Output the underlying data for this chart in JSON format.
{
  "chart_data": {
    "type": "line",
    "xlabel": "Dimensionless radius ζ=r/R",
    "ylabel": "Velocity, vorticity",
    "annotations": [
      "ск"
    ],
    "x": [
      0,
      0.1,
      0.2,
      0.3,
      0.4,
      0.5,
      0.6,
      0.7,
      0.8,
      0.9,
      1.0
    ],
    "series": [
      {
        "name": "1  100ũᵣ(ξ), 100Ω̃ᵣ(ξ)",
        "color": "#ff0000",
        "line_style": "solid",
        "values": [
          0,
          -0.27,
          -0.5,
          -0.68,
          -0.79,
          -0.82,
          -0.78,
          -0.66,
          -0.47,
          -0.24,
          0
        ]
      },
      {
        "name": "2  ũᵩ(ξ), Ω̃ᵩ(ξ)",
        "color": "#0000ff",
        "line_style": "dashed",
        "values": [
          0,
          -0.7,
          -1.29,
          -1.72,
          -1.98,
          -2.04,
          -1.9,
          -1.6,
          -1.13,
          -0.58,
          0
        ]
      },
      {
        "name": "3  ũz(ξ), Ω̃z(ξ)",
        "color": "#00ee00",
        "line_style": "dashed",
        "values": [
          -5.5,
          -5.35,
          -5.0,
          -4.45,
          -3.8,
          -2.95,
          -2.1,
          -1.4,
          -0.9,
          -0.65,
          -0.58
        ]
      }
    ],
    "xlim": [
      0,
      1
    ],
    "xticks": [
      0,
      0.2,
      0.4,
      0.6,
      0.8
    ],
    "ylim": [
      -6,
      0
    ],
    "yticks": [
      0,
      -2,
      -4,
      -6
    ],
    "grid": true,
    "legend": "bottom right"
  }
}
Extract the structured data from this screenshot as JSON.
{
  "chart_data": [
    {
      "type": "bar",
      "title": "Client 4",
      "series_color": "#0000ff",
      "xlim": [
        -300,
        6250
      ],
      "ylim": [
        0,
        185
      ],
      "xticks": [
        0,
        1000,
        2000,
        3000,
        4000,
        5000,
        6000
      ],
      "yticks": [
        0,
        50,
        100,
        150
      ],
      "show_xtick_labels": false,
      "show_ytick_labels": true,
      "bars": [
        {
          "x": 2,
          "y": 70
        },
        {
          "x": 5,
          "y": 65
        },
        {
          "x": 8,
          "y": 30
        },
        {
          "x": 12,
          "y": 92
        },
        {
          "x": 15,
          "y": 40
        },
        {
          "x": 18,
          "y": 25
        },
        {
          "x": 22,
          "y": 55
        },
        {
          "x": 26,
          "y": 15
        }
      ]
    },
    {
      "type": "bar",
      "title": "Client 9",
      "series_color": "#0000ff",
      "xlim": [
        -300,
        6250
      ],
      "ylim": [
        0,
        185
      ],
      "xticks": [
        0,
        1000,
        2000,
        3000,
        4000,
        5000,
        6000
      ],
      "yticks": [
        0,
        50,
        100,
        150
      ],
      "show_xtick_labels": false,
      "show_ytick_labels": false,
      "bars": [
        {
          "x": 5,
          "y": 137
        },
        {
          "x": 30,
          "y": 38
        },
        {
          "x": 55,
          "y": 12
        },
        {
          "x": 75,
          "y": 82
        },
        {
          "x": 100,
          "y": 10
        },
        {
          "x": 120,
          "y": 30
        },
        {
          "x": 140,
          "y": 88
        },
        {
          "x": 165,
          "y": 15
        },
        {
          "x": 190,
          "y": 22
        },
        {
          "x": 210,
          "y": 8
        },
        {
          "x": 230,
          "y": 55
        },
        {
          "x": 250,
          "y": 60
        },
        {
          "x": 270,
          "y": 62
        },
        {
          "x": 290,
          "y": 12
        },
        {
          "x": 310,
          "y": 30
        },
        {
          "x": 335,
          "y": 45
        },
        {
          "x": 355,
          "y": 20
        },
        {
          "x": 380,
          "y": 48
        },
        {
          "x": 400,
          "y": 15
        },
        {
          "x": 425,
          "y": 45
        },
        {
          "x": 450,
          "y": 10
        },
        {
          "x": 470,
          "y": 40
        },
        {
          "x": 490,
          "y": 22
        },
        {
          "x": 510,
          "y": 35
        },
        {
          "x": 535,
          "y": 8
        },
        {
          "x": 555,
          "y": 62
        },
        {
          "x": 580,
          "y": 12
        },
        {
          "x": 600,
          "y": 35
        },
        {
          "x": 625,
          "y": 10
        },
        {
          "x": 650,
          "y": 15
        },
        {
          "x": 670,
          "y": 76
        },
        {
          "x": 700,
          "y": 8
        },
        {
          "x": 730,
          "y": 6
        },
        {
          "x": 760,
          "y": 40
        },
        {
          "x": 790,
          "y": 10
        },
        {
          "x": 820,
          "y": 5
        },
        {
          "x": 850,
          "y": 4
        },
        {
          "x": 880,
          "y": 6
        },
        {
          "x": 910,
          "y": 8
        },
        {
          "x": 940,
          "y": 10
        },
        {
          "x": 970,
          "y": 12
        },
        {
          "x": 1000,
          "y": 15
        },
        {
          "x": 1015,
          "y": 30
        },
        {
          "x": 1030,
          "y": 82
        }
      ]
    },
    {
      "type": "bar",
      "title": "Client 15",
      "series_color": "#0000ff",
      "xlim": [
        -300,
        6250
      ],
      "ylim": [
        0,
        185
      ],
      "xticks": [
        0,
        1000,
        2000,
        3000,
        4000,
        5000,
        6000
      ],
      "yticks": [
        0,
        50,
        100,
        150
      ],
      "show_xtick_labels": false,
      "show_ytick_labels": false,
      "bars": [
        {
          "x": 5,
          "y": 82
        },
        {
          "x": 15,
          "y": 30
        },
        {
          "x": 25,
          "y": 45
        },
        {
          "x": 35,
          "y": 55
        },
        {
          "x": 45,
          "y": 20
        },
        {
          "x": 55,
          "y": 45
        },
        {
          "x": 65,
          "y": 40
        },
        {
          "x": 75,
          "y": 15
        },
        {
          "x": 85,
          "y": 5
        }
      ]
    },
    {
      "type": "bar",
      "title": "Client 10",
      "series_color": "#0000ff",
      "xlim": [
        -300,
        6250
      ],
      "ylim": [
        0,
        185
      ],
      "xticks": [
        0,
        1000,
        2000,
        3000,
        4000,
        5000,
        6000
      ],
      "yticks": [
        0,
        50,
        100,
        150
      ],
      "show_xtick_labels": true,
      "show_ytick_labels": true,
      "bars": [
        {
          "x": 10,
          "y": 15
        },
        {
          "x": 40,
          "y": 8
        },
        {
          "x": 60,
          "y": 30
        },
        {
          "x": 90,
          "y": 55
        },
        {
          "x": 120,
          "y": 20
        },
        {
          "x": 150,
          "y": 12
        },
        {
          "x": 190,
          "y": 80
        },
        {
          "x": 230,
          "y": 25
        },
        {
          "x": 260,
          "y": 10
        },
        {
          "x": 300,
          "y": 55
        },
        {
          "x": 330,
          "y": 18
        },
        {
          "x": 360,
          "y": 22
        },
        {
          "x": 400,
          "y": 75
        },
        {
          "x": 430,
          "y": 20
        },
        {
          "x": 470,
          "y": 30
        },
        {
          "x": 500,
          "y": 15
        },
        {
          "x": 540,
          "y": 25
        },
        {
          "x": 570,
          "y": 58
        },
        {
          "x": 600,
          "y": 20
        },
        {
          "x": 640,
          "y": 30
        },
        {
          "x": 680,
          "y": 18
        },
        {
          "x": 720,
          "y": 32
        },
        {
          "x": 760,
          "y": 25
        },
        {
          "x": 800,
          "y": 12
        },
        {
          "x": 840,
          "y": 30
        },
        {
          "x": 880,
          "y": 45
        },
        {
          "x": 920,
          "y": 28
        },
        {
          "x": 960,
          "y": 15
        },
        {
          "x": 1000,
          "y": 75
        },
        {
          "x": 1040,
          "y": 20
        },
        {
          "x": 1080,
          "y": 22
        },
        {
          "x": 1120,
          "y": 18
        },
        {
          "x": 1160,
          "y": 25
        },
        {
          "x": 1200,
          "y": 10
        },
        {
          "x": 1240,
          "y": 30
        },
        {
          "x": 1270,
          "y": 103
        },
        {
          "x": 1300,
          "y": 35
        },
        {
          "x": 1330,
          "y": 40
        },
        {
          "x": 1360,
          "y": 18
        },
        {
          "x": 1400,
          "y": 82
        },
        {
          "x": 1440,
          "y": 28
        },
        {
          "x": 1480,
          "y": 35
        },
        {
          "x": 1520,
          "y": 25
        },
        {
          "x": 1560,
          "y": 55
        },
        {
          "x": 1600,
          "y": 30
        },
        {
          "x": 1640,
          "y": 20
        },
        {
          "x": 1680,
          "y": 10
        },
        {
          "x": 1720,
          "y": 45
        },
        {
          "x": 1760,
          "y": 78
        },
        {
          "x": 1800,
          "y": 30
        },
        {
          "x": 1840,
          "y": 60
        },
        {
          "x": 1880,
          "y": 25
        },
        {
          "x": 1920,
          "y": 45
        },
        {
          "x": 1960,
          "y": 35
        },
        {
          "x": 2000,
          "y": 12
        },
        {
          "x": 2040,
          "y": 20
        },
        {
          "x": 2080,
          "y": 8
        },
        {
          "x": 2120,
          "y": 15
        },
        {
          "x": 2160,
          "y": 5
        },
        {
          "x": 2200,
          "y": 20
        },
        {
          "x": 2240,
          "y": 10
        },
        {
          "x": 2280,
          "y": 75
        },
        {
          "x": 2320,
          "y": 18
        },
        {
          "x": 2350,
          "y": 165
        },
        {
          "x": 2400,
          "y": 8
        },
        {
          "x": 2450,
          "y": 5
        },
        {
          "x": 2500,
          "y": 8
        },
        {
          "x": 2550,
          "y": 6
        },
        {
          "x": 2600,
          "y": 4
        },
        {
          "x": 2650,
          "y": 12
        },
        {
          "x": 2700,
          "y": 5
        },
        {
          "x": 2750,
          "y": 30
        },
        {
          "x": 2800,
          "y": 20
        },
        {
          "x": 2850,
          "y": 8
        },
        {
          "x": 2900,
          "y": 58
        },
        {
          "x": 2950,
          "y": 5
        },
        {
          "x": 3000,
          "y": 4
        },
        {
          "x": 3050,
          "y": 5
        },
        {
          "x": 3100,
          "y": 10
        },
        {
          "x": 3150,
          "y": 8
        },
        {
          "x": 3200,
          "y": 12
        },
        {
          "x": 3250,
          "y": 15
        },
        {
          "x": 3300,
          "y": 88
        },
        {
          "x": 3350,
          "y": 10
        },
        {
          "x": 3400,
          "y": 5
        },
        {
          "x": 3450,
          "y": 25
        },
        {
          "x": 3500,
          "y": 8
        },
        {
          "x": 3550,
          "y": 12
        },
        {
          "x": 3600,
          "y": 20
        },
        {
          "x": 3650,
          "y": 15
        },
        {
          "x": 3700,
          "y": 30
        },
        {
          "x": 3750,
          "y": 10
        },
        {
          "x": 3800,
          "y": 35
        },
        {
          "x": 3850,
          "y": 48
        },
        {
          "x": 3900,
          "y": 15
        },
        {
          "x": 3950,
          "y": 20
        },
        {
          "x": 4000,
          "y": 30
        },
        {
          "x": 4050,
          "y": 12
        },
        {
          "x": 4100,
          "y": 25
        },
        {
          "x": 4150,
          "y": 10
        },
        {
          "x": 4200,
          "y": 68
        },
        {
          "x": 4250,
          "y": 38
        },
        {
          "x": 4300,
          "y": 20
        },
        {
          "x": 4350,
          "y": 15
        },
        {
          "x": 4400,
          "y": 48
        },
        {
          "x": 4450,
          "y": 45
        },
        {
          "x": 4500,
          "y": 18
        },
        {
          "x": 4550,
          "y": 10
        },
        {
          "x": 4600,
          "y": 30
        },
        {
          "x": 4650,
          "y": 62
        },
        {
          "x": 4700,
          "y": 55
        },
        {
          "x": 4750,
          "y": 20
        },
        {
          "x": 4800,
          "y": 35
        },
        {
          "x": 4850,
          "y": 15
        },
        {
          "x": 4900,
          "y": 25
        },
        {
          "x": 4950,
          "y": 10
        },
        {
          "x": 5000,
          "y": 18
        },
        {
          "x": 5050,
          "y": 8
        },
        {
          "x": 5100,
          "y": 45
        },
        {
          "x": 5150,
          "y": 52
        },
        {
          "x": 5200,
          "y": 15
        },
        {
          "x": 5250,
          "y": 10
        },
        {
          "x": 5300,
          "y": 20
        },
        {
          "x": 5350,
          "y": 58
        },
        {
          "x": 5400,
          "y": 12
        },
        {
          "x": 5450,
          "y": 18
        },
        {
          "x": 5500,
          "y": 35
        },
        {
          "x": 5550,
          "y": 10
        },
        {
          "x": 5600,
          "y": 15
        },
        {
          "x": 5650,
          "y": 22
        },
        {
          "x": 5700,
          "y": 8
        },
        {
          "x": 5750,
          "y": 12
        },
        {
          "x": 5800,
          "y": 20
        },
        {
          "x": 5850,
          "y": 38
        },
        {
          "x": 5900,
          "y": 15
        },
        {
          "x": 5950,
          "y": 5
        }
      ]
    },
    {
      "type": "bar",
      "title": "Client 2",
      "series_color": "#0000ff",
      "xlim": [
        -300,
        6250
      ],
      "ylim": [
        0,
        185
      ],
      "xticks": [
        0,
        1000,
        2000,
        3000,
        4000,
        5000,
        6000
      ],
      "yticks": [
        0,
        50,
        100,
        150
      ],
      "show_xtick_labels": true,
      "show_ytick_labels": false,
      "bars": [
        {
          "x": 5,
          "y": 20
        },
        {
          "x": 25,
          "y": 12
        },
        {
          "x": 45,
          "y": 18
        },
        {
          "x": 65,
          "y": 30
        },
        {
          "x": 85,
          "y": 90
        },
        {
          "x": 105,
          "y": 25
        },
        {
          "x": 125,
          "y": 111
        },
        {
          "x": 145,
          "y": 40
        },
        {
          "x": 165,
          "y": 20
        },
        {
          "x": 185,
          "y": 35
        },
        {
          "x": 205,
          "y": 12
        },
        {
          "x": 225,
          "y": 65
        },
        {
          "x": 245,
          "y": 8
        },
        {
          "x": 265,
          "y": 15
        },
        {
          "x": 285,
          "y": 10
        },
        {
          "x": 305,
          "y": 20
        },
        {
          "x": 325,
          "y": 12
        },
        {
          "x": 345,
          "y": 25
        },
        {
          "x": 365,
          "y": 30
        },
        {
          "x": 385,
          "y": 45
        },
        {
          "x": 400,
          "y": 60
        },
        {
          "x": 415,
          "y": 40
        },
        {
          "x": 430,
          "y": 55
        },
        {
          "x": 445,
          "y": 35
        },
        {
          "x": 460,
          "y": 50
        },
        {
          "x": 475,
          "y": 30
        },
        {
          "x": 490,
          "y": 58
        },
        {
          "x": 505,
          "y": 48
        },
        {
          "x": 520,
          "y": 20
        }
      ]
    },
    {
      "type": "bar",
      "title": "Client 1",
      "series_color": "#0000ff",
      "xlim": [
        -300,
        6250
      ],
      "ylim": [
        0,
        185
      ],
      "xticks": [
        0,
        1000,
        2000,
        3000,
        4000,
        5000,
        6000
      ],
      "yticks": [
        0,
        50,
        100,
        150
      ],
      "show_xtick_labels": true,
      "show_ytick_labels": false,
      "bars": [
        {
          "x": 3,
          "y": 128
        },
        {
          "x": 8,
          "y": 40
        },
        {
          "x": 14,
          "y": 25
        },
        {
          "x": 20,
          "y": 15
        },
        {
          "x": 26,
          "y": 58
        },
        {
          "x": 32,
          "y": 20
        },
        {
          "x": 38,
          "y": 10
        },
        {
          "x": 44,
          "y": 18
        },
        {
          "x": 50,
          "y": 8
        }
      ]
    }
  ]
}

******

## DO THIS
Pull out the lines above in which the word "JSON" appears.

## SOLUTION
Output the underlying data for this chart in JSON format.
Extract the structured data from this screenshot as JSON.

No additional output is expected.